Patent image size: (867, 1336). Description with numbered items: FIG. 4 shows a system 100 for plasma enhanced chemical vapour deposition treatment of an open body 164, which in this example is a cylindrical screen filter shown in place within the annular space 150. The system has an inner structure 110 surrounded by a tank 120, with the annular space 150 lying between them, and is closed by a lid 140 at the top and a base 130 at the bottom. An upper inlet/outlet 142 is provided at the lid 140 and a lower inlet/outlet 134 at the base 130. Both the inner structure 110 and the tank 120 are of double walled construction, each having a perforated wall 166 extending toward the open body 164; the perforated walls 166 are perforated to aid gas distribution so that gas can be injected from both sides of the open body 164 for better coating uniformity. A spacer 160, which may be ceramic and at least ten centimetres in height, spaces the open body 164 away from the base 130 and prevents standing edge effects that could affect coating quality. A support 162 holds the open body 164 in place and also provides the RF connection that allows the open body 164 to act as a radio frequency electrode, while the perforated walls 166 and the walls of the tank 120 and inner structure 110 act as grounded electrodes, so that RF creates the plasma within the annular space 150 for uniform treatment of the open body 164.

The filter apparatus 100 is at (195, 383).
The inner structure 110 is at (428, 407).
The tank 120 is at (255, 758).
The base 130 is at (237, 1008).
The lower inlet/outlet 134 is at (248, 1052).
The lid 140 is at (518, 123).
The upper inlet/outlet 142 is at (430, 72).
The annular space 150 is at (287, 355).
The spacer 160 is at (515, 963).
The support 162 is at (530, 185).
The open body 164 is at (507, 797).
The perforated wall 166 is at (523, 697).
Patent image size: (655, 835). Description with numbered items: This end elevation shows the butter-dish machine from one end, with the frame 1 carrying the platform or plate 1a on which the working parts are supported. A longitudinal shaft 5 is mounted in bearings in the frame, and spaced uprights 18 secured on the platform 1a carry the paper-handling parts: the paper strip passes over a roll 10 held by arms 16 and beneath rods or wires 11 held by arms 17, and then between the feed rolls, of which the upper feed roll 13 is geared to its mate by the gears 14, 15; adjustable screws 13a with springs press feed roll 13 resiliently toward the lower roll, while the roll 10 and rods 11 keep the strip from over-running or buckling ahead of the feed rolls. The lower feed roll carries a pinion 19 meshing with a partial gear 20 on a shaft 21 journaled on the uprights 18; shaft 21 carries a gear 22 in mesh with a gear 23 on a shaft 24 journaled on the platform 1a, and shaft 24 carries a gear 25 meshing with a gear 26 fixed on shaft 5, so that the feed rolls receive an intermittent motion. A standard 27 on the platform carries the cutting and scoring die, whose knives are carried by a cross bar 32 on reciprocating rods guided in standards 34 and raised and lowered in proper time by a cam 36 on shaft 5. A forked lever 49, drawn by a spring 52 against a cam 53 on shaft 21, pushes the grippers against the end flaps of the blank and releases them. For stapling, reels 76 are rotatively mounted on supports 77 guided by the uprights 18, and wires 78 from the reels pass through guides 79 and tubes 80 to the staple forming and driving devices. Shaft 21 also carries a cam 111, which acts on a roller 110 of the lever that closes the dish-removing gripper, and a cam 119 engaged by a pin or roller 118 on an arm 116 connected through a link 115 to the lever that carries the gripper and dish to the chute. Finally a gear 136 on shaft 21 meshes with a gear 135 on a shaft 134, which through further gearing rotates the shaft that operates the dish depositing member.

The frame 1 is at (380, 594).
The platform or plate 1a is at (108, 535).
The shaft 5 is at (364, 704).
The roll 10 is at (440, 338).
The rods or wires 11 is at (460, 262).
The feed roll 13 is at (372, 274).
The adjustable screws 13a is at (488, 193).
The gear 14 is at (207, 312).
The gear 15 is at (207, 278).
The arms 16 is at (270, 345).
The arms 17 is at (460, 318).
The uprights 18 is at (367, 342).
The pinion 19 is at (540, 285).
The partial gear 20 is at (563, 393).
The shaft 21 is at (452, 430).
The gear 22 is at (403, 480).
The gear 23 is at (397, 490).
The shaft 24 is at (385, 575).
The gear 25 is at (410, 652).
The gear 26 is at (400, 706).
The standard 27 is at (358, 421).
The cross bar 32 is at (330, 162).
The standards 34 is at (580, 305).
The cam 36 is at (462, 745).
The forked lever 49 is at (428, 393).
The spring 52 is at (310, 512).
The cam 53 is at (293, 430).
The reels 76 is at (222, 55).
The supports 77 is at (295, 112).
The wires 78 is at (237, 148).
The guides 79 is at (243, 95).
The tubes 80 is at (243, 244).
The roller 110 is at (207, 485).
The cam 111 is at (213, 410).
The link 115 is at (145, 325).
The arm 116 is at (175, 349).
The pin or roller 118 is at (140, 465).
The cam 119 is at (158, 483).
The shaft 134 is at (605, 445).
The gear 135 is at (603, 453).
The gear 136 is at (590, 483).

(WRITTEN PROBLEM) Return every line of the records above that contains the word "body", treating uppercase and lowercase letters as different.

(EXERCISE ANSWER)
Patent image size: (867, 1336). Description with numbered items: FIG. 4 shows a system 100 for plasma enhanced chemical vapour deposition treatment of an open body 164, which in this example is a cylindrical screen filter shown in place within the annular space 150. The system has an inner structure 110 surrounded by a tank 120, with the annular space 150 lying between them, and is closed by a lid 140 at the top and a base 130 at the bottom. An upper inlet/outlet 142 is provided at the lid 140 and a lower inlet/outlet 134 at the base 130. Both the inner structure 110 and the tank 120 are of double walled construction, each having a perforated wall 166 extending toward the open body 164; the perforated walls 166 are perforated to aid gas distribution so that gas can be injected from both sides of the open body 164 for better coating uniformity. A spacer 160, which may be ceramic and at least ten centimetres in height, spaces the open body 164 away from the base 130 and prevents standing edge effects that could affect coating quality. A support 162 holds the open body 164 in place and also provides the RF connection that allows the open body 164 to act as a radio frequency electrode, while the perforated walls 166 and the walls of the tank 120 and inner structure 110 act as grounded electrodes, so that RF creates the plasma within the annular space 150 for uniform treatment of the open body 164.
The open body 164 is at (507, 797).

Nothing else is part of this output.